Consigne: Poursuivez la présentation du site de cartes postales anciennes du Maghreb après sa dernière phrase.

Document source:
>>
Présentation

Le site Cartes Postales Anciennes du Maghreb a  pour objectifs:

  1. de présenter un échantillonage important des cartes postales éditées au début entre 1900 et 1935.
  2. de constituer une base de données à la disposition d'étudiants.
  3. de participer humblement à un travail à caractère historique.

La datation des cartes se base sur le cachet de la poste et sur les informations liées aux éditeurs, quand un point d'interrogation apparaît à coté de la date notée c'est que c'est une approximation en fonction des éléments connus. Les pays d'origine de la carte postale peuvent aussi questionner, sachant que des éditeurs comme Neurdein ou L.L. ont pris des clichés dans un pays mais l'ont ensuite mis en vente dans tout le Maghreb voire en France.
<<
[Listes de régions annotées]
>>
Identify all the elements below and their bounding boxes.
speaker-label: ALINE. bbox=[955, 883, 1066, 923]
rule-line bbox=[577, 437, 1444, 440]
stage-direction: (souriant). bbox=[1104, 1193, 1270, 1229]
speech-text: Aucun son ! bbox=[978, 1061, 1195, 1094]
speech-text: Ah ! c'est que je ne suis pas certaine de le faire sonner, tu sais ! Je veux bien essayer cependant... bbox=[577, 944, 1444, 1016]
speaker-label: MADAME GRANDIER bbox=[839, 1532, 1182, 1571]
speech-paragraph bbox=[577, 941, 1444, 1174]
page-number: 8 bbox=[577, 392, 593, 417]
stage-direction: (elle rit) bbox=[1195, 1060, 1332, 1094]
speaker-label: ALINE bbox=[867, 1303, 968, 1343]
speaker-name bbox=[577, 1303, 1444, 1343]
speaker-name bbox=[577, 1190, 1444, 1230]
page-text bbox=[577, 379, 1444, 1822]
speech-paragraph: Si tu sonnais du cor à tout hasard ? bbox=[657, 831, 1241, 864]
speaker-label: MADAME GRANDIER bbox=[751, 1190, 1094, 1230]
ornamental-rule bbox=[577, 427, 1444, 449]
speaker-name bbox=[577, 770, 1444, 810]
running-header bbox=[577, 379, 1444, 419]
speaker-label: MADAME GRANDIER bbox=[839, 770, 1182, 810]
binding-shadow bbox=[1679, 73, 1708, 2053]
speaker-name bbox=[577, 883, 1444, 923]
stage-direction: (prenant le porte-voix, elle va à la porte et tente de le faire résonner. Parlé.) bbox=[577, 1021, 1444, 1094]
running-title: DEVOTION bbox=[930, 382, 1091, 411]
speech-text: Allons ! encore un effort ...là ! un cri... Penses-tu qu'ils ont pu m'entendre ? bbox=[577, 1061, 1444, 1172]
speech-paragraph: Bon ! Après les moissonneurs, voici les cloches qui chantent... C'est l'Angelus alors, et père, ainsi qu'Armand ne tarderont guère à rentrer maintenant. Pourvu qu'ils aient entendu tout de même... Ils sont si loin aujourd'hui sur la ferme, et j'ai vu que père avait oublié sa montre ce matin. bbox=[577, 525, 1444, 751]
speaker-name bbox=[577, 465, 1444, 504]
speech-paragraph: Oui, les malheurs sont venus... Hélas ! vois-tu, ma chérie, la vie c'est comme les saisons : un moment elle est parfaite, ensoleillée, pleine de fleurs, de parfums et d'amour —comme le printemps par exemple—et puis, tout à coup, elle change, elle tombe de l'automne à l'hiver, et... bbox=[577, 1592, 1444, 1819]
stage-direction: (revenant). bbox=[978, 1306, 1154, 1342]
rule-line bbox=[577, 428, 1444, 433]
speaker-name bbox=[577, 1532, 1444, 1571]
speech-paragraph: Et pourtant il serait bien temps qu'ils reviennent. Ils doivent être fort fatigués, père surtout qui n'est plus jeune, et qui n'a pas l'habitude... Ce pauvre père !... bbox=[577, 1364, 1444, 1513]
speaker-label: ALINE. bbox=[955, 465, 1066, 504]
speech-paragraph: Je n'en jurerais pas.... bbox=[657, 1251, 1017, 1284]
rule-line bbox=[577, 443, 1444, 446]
<<
Production attendue:
Qu’est-ce qu’une carte postale

La carte postale est un moyen de correspondance écrite qui se présente sous la forme d'un morceau de papier cartonné rectangulaire, de dimensions variables (environ 10 x 15 cm), envoyé sans enveloppe, l'adresse et l'affranchissement y étant porté directement dessus, aux côtés du message. L'usage principal de la carte postale est l'envoi d'un message court. Dans les années 1900 à 1920, âge d'or de la carte postale, l'usage en était pratiquement quotidien, de sorte qu'elles remplaçaient à l'époque le téléphone d'aujourd'hui. Selon les modèles et les époques, un des côtés peut porter une illustration dessinée ou photographique. Elle apparait en France vers 1870, pour acquérir rapidement ses lettres de noblesse lors de l'Exposition universelle de 1889. En 1904, décision est prise d'autoriser à écrire sur le recto de la carte postale, qui à cet effet est divisé en deux parties, l'une à gauche réservé à la correspondance, et l'autre, à droite, à l'adresse. Dès lors la photographie peut librement occuper tout le verso.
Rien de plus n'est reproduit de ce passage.